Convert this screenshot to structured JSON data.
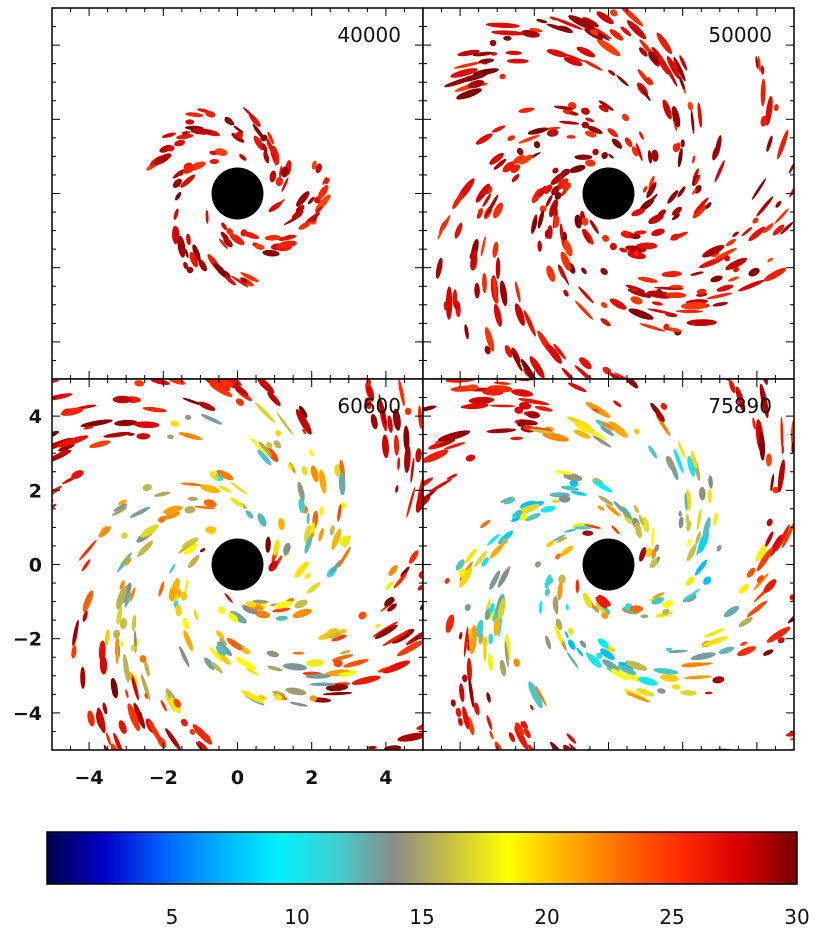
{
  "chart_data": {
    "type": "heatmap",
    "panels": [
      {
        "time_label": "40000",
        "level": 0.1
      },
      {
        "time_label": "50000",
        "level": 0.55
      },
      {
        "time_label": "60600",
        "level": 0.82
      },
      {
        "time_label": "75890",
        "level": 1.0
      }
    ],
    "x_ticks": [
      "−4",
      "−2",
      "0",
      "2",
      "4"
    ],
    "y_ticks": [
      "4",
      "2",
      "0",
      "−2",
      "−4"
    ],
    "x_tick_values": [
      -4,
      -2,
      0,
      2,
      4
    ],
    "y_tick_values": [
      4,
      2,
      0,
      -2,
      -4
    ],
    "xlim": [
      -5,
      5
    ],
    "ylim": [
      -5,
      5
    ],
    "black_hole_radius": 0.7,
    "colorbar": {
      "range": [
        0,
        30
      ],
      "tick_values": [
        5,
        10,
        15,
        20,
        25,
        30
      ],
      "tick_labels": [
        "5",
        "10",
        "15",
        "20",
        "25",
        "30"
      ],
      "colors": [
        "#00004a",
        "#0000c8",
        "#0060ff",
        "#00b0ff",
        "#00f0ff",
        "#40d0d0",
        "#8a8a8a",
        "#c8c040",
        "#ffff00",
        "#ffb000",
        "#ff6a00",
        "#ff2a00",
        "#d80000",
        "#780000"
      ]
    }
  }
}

###

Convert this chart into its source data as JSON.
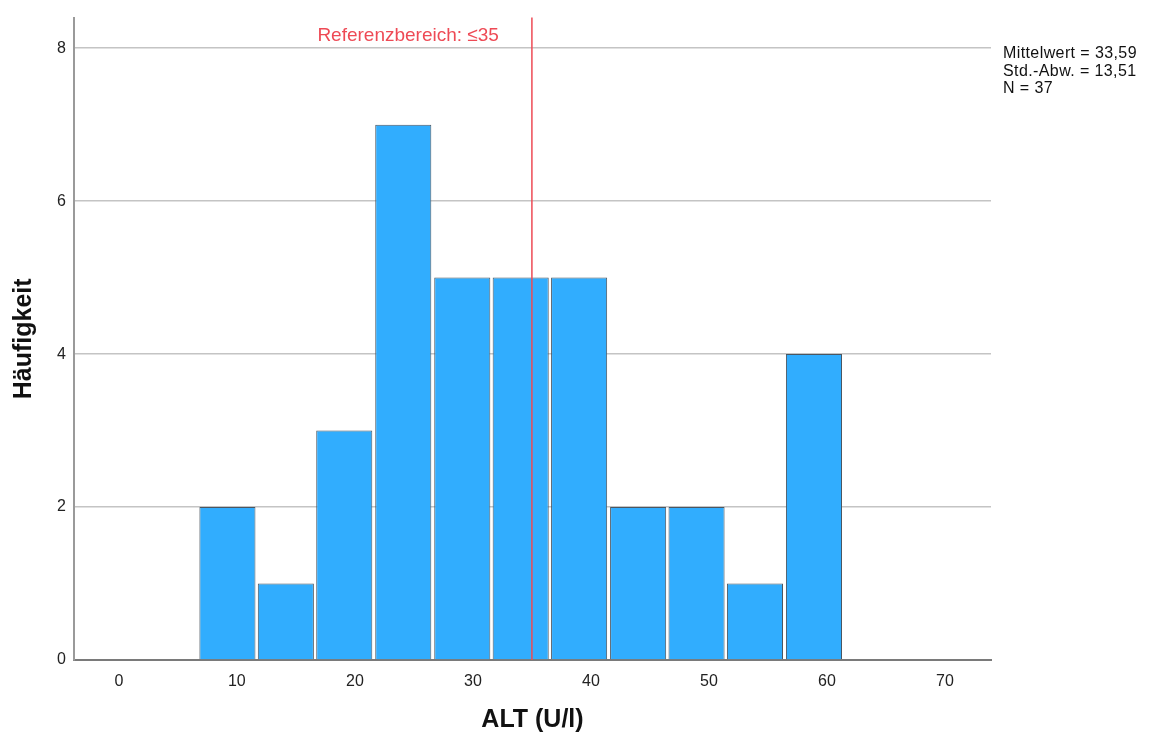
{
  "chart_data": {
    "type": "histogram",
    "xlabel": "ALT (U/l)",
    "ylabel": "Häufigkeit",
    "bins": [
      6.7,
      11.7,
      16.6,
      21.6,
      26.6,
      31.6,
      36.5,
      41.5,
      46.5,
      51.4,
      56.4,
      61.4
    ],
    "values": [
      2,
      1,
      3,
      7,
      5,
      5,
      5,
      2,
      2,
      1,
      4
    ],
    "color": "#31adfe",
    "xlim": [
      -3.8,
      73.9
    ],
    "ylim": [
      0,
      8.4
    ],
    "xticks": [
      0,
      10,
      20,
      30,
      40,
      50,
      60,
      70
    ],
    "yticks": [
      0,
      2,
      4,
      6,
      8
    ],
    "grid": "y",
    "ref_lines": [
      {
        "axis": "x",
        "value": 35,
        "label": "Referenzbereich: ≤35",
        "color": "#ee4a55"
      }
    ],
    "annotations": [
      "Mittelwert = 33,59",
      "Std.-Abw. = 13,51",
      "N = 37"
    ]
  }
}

###

▶ **DIRECTIVE**: Nothing but a number is needed here: how many lines hold the string "this"?

▶ **COMPLETED EXERCISE**: 2